--- START ---

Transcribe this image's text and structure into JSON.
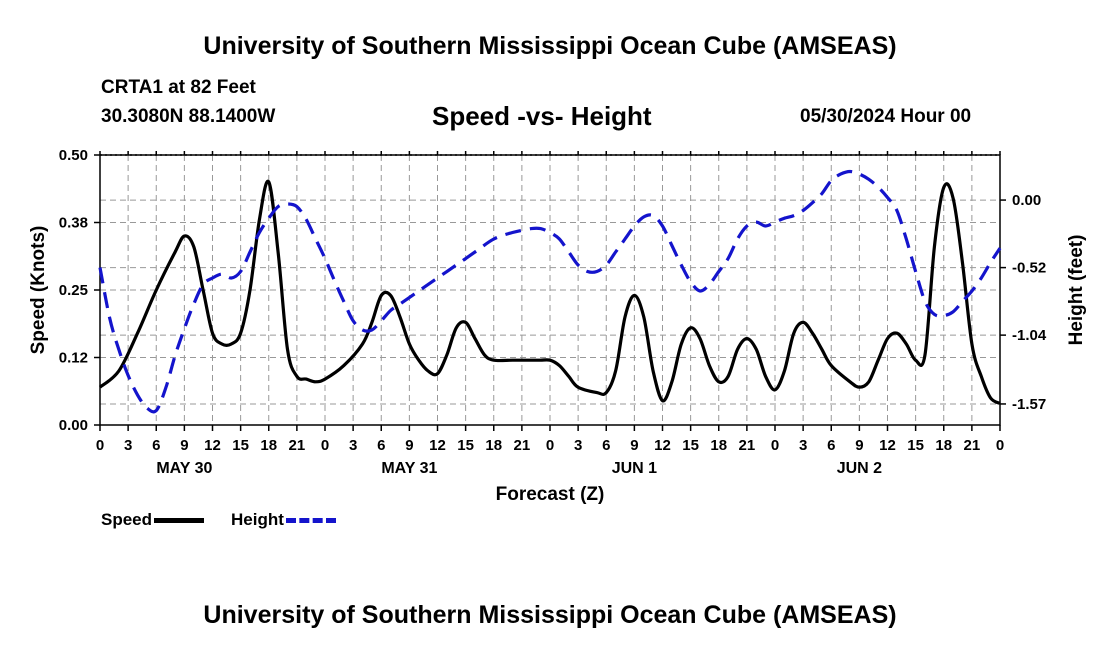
{
  "header": {
    "title": "University of Southern Mississippi Ocean Cube (AMSEAS)"
  },
  "station": {
    "name": "CRTA1 at 82 Feet",
    "coords": "30.3080N  88.1400W"
  },
  "chart_title": "Speed -vs- Height",
  "date_hour": "05/30/2024 Hour 00",
  "footer": {
    "title": "University of Southern Mississippi Ocean Cube (AMSEAS)"
  },
  "legend": {
    "speed_label": "Speed",
    "height_label": "Height"
  },
  "colors": {
    "speed": "#000000",
    "height": "#1414cc",
    "grid": "#999999"
  },
  "chart_data": {
    "type": "line",
    "xlabel": "Forecast (Z)",
    "ylabel_left": "Speed (Knots)",
    "ylabel_right": "Height (feet)",
    "x_range_hours": [
      0,
      96
    ],
    "x_tick_labels": [
      "0",
      "3",
      "6",
      "9",
      "12",
      "15",
      "18",
      "21",
      "0",
      "3",
      "6",
      "9",
      "12",
      "15",
      "18",
      "21",
      "0",
      "3",
      "6",
      "9",
      "12",
      "15",
      "18",
      "21",
      "0",
      "3",
      "6",
      "9",
      "12",
      "15",
      "18",
      "21",
      "0"
    ],
    "day_labels": [
      {
        "label": "MAY 30",
        "hour": 9
      },
      {
        "label": "MAY 31",
        "hour": 33
      },
      {
        "label": "JUN 1",
        "hour": 57
      },
      {
        "label": "JUN 2",
        "hour": 81
      }
    ],
    "y_left": {
      "ticks": [
        "0.00",
        "0.12",
        "0.25",
        "0.38",
        "0.50"
      ],
      "tick_values": [
        0,
        0.125,
        0.25,
        0.375,
        0.5
      ],
      "range": [
        0,
        0.5
      ]
    },
    "y_right": {
      "ticks": [
        "0.00",
        "-0.52",
        "-1.04",
        "-1.57"
      ],
      "tick_values": [
        0.0,
        -0.52,
        -1.04,
        -1.57
      ],
      "range": [
        -1.732,
        0.347
      ]
    },
    "series": [
      {
        "name": "Speed",
        "axis": "left",
        "style": "solid",
        "points": [
          [
            0,
            0.07
          ],
          [
            2,
            0.1
          ],
          [
            4,
            0.17
          ],
          [
            6,
            0.25
          ],
          [
            8,
            0.32
          ],
          [
            9,
            0.35
          ],
          [
            10,
            0.33
          ],
          [
            11,
            0.25
          ],
          [
            12,
            0.17
          ],
          [
            13,
            0.15
          ],
          [
            14,
            0.15
          ],
          [
            15,
            0.17
          ],
          [
            16,
            0.25
          ],
          [
            17,
            0.38
          ],
          [
            18,
            0.45
          ],
          [
            19,
            0.32
          ],
          [
            20,
            0.14
          ],
          [
            21,
            0.09
          ],
          [
            22,
            0.085
          ],
          [
            23,
            0.08
          ],
          [
            24,
            0.085
          ],
          [
            26,
            0.11
          ],
          [
            28,
            0.15
          ],
          [
            29,
            0.19
          ],
          [
            30,
            0.24
          ],
          [
            31,
            0.24
          ],
          [
            32,
            0.2
          ],
          [
            33,
            0.15
          ],
          [
            34,
            0.12
          ],
          [
            35,
            0.1
          ],
          [
            36,
            0.095
          ],
          [
            37,
            0.13
          ],
          [
            38,
            0.18
          ],
          [
            39,
            0.19
          ],
          [
            40,
            0.16
          ],
          [
            41,
            0.13
          ],
          [
            42,
            0.12
          ],
          [
            44,
            0.12
          ],
          [
            46,
            0.12
          ],
          [
            47,
            0.12
          ],
          [
            48,
            0.12
          ],
          [
            49,
            0.11
          ],
          [
            50,
            0.09
          ],
          [
            51,
            0.07
          ],
          [
            53,
            0.06
          ],
          [
            54,
            0.06
          ],
          [
            55,
            0.1
          ],
          [
            56,
            0.2
          ],
          [
            57,
            0.24
          ],
          [
            58,
            0.2
          ],
          [
            59,
            0.1
          ],
          [
            60,
            0.045
          ],
          [
            61,
            0.08
          ],
          [
            62,
            0.15
          ],
          [
            63,
            0.18
          ],
          [
            64,
            0.16
          ],
          [
            65,
            0.11
          ],
          [
            66,
            0.08
          ],
          [
            67,
            0.09
          ],
          [
            68,
            0.14
          ],
          [
            69,
            0.16
          ],
          [
            70,
            0.14
          ],
          [
            71,
            0.09
          ],
          [
            72,
            0.065
          ],
          [
            73,
            0.1
          ],
          [
            74,
            0.17
          ],
          [
            75,
            0.19
          ],
          [
            76,
            0.17
          ],
          [
            77,
            0.14
          ],
          [
            78,
            0.11
          ],
          [
            80,
            0.08
          ],
          [
            81,
            0.07
          ],
          [
            82,
            0.08
          ],
          [
            83,
            0.12
          ],
          [
            84,
            0.16
          ],
          [
            85,
            0.17
          ],
          [
            86,
            0.15
          ],
          [
            87,
            0.12
          ],
          [
            88,
            0.13
          ],
          [
            89,
            0.33
          ],
          [
            90,
            0.44
          ],
          [
            91,
            0.42
          ],
          [
            92,
            0.3
          ],
          [
            93,
            0.15
          ],
          [
            94,
            0.09
          ],
          [
            95,
            0.05
          ],
          [
            96,
            0.04
          ]
        ]
      },
      {
        "name": "Height",
        "axis": "right",
        "style": "dashed",
        "points": [
          [
            0,
            -0.52
          ],
          [
            1,
            -0.9
          ],
          [
            2,
            -1.15
          ],
          [
            3,
            -1.35
          ],
          [
            4,
            -1.5
          ],
          [
            5,
            -1.6
          ],
          [
            6,
            -1.62
          ],
          [
            7,
            -1.45
          ],
          [
            8,
            -1.2
          ],
          [
            9,
            -0.99
          ],
          [
            10,
            -0.8
          ],
          [
            11,
            -0.65
          ],
          [
            12,
            -0.6
          ],
          [
            13,
            -0.57
          ],
          [
            14,
            -0.6
          ],
          [
            15,
            -0.55
          ],
          [
            16,
            -0.4
          ],
          [
            17,
            -0.25
          ],
          [
            18,
            -0.14
          ],
          [
            19,
            -0.05
          ],
          [
            20,
            -0.03
          ],
          [
            21,
            -0.05
          ],
          [
            22,
            -0.15
          ],
          [
            23,
            -0.3
          ],
          [
            24,
            -0.45
          ],
          [
            25,
            -0.62
          ],
          [
            26,
            -0.78
          ],
          [
            27,
            -0.93
          ],
          [
            28,
            -1.0
          ],
          [
            29,
            -1.0
          ],
          [
            30,
            -0.93
          ],
          [
            31,
            -0.85
          ],
          [
            32,
            -0.8
          ],
          [
            34,
            -0.7
          ],
          [
            36,
            -0.6
          ],
          [
            38,
            -0.5
          ],
          [
            40,
            -0.4
          ],
          [
            42,
            -0.3
          ],
          [
            44,
            -0.25
          ],
          [
            46,
            -0.22
          ],
          [
            47,
            -0.22
          ],
          [
            48,
            -0.25
          ],
          [
            49,
            -0.3
          ],
          [
            50,
            -0.4
          ],
          [
            51,
            -0.5
          ],
          [
            52,
            -0.55
          ],
          [
            53,
            -0.55
          ],
          [
            54,
            -0.5
          ],
          [
            55,
            -0.4
          ],
          [
            56,
            -0.3
          ],
          [
            57,
            -0.2
          ],
          [
            58,
            -0.13
          ],
          [
            59,
            -0.12
          ],
          [
            60,
            -0.2
          ],
          [
            61,
            -0.35
          ],
          [
            62,
            -0.5
          ],
          [
            63,
            -0.63
          ],
          [
            64,
            -0.7
          ],
          [
            65,
            -0.65
          ],
          [
            66,
            -0.55
          ],
          [
            67,
            -0.45
          ],
          [
            68,
            -0.3
          ],
          [
            69,
            -0.2
          ],
          [
            70,
            -0.17
          ],
          [
            71,
            -0.2
          ],
          [
            72,
            -0.17
          ],
          [
            73,
            -0.14
          ],
          [
            74,
            -0.12
          ],
          [
            75,
            -0.08
          ],
          [
            76,
            -0.02
          ],
          [
            77,
            0.05
          ],
          [
            78,
            0.15
          ],
          [
            79,
            0.2
          ],
          [
            80,
            0.22
          ],
          [
            81,
            0.2
          ],
          [
            82,
            0.16
          ],
          [
            83,
            0.1
          ],
          [
            84,
            0.02
          ],
          [
            85,
            -0.08
          ],
          [
            86,
            -0.3
          ],
          [
            87,
            -0.55
          ],
          [
            88,
            -0.78
          ],
          [
            89,
            -0.88
          ],
          [
            90,
            -0.89
          ],
          [
            91,
            -0.86
          ],
          [
            92,
            -0.78
          ],
          [
            93,
            -0.7
          ],
          [
            94,
            -0.6
          ],
          [
            95,
            -0.48
          ],
          [
            96,
            -0.37
          ]
        ]
      }
    ]
  }
}
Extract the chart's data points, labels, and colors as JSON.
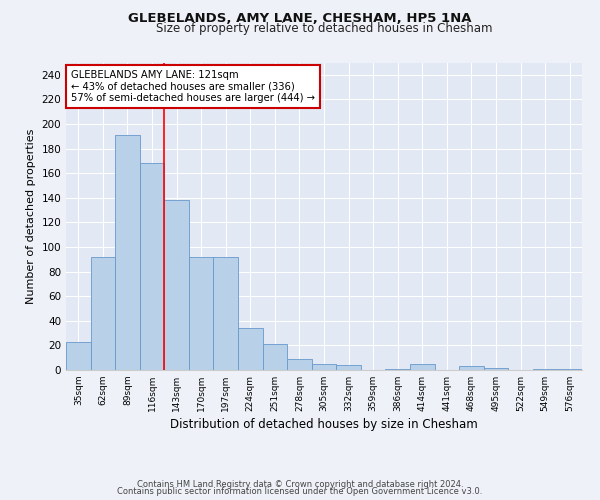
{
  "title": "GLEBELANDS, AMY LANE, CHESHAM, HP5 1NA",
  "subtitle": "Size of property relative to detached houses in Chesham",
  "xlabel": "Distribution of detached houses by size in Chesham",
  "ylabel": "Number of detached properties",
  "categories": [
    "35sqm",
    "62sqm",
    "89sqm",
    "116sqm",
    "143sqm",
    "170sqm",
    "197sqm",
    "224sqm",
    "251sqm",
    "278sqm",
    "305sqm",
    "332sqm",
    "359sqm",
    "386sqm",
    "414sqm",
    "441sqm",
    "468sqm",
    "495sqm",
    "522sqm",
    "549sqm",
    "576sqm"
  ],
  "values": [
    23,
    92,
    191,
    168,
    138,
    92,
    92,
    34,
    21,
    9,
    5,
    4,
    0,
    1,
    5,
    0,
    3,
    2,
    0,
    1,
    1
  ],
  "bar_color": "#b8d0e8",
  "bar_edge_color": "#6699cc",
  "red_line_x": 3.5,
  "annotation_text": "GLEBELANDS AMY LANE: 121sqm\n← 43% of detached houses are smaller (336)\n57% of semi-detached houses are larger (444) →",
  "annotation_box_color": "#ffffff",
  "annotation_box_edge": "#cc0000",
  "ylim": [
    0,
    250
  ],
  "yticks": [
    0,
    20,
    40,
    60,
    80,
    100,
    120,
    140,
    160,
    180,
    200,
    220,
    240
  ],
  "footer1": "Contains HM Land Registry data © Crown copyright and database right 2024.",
  "footer2": "Contains public sector information licensed under the Open Government Licence v3.0.",
  "bg_color": "#eef2f8",
  "plot_bg_color": "#e2e8f4"
}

--- END ---

Show, from the material above, each line that includes the string "Contains".

* Reply to the task
  "footer1": "Contains HM Land Registry data © Crown copyright and database right 2024.",
  "footer2": "Contains public sector information licensed under the Open Government Licence v3.0.",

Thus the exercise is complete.